── Records for processing ──

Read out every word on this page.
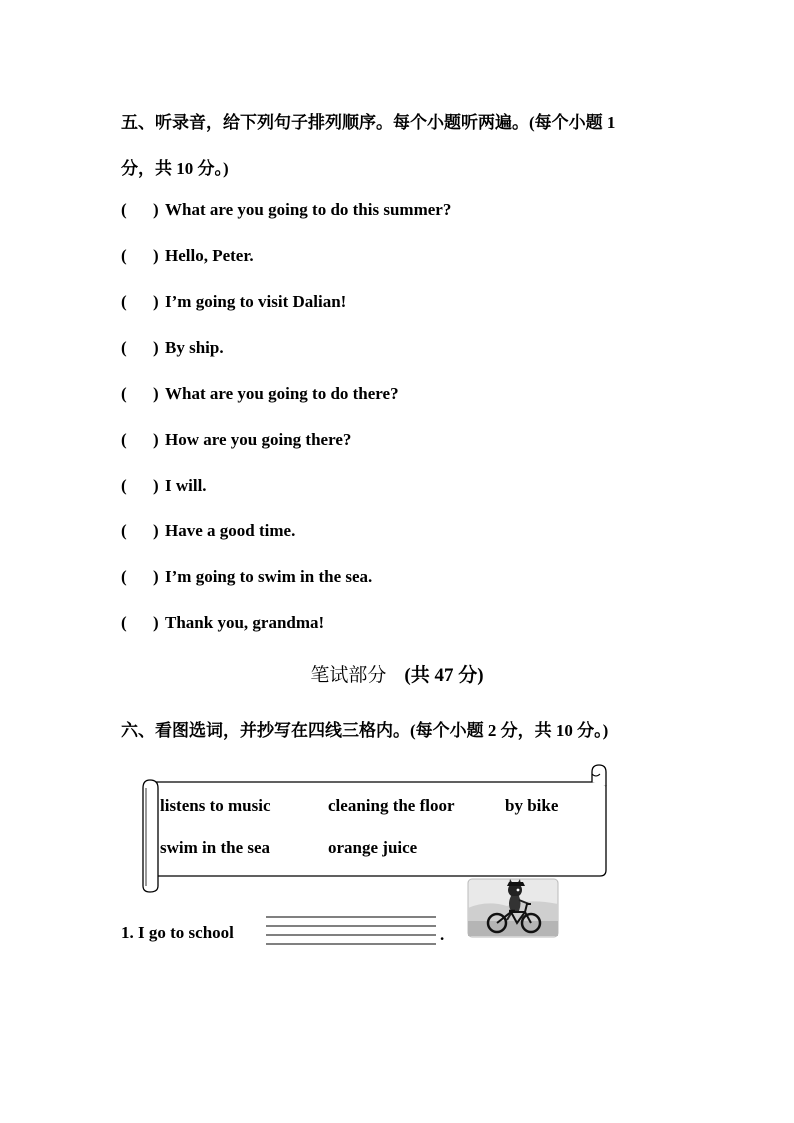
五、听录音，给下列句子排列顺序。每个小题听两遍。(每个小题 1
分，共 10 分。)
( ) What are you going to do this summer?
( ) Hello, Peter.
( ) I’m going to visit Dalian!
( ) By ship.
( ) What are you going to do there?
( ) How are you going there?
( ) I will.
( ) Have a good time.
( ) I’m going to swim in the sea.
( ) Thank you, grandma!
笔试部分 (共 47 分)
六、看图选词，并抄写在四线三格内。(每个小题 2 分，共 10 分。)
listens to music	cleaning the floor	by bike
swim in the sea	orange juice
1. I go to school	.
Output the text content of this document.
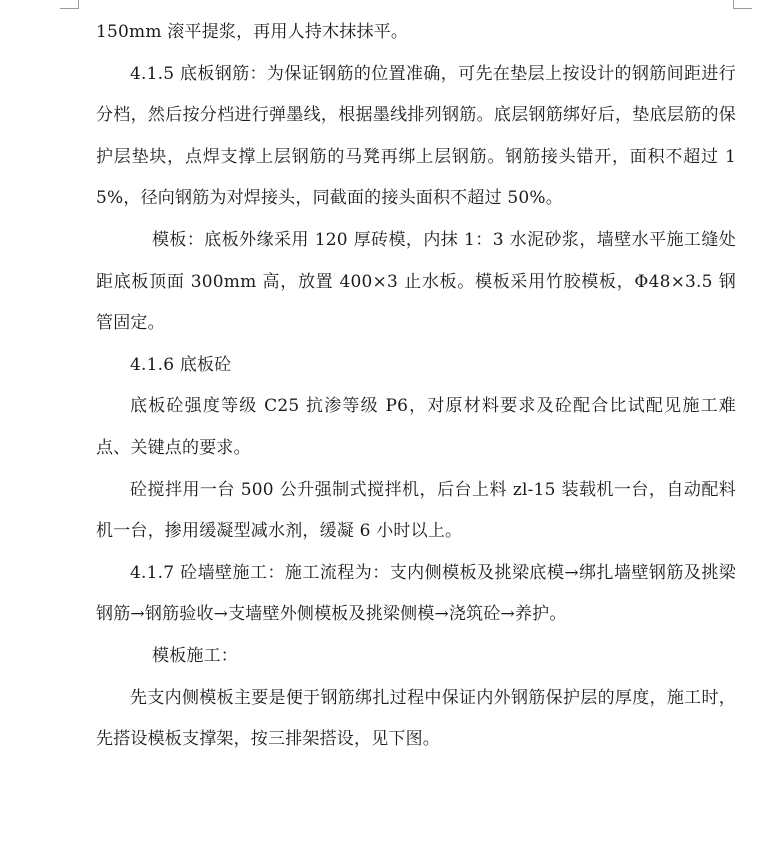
150mm 滚平提浆，再用人持木抹抹平。

4.1.5 底板钢筋：为保证钢筋的位置准确，可先在垫层上按设计的钢筋间距进行分档，然后按分档进行弹墨线，根据墨线排列钢筋。底层钢筋绑好后，垫底层筋的保护层垫块，点焊支撑上层钢筋的马凳再绑上层钢筋。钢筋接头错开，面积不超过 15%，径向钢筋为对焊接头，同截面的接头面积不超过 50%。

模板：底板外缘采用 120 厚砖模，内抹 1：3 水泥砂浆，墙壁水平施工缝处距底板顶面 300mm 高，放置 400×3 止水板。模板采用竹胶模板，Φ48×3.5 钢管固定。

4.1.6 底板砼

底板砼强度等级 C25 抗渗等级 P6，对原材料要求及砼配合比试配见施工难点、关键点的要求。

砼搅拌用一台 500 公升强制式搅拌机，后台上料 zl-15 装载机一台，自动配料机一台，掺用缓凝型减水剂，缓凝 6 小时以上。

4.1.7 砼墙壁施工：施工流程为：支内侧模板及挑梁底模→绑扎墙壁钢筋及挑梁钢筋→钢筋验收→支墙壁外侧模板及挑梁侧模→浇筑砼→养护。

模板施工：

先支内侧模板主要是便于钢筋绑扎过程中保证内外钢筋保护层的厚度，施工时，先搭设模板支撑架，按三排架搭设，见下图。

───

The exercise ▸
Give the data again exactly as written, with all pictures left out.

Solution ▸
Read out every word on this page.
五、听录音，给下列句子排列顺序。每个小题听两遍。(每个小题 1
分，共 10 分。)
( ) What are you going to do this summer?
( ) Hello, Peter.
( ) I’m going to visit Dalian!
( ) By ship.
( ) What are you going to do there?
( ) How are you going there?
( ) I will.
( ) Have a good time.
( ) I’m going to swim in the sea.
( ) Thank you, grandma!
笔试部分 (共 47 分)
六、看图选词，并抄写在四线三格内。(每个小题 2 分，共 10 分。)
listens to music	cleaning the floor	by bike
swim in the sea	orange juice
1. I go to school	.
Output the text content of this document.
150mm 滚平提浆，再用人持木抹抹平。

4.1.5 底板钢筋：为保证钢筋的位置准确，可先在垫层上按设计的钢筋间距进行分档，然后按分档进行弹墨线，根据墨线排列钢筋。底层钢筋绑好后，垫底层筋的保护层垫块，点焊支撑上层钢筋的马凳再绑上层钢筋。钢筋接头错开，面积不超过 15%，径向钢筋为对焊接头，同截面的接头面积不超过 50%。

模板：底板外缘采用 120 厚砖模，内抹 1：3 水泥砂浆，墙壁水平施工缝处距底板顶面 300mm 高，放置 400×3 止水板。模板采用竹胶模板，Φ48×3.5 钢管固定。

4.1.6 底板砼

底板砼强度等级 C25 抗渗等级 P6，对原材料要求及砼配合比试配见施工难点、关键点的要求。

砼搅拌用一台 500 公升强制式搅拌机，后台上料 zl-15 装载机一台，自动配料机一台，掺用缓凝型减水剂，缓凝 6 小时以上。

4.1.7 砼墙壁施工：施工流程为：支内侧模板及挑梁底模→绑扎墙壁钢筋及挑梁钢筋→钢筋验收→支墙壁外侧模板及挑梁侧模→浇筑砼→养护。

模板施工：

先支内侧模板主要是便于钢筋绑扎过程中保证内外钢筋保护层的厚度，施工时，先搭设模板支撑架，按三排架搭设，见下图。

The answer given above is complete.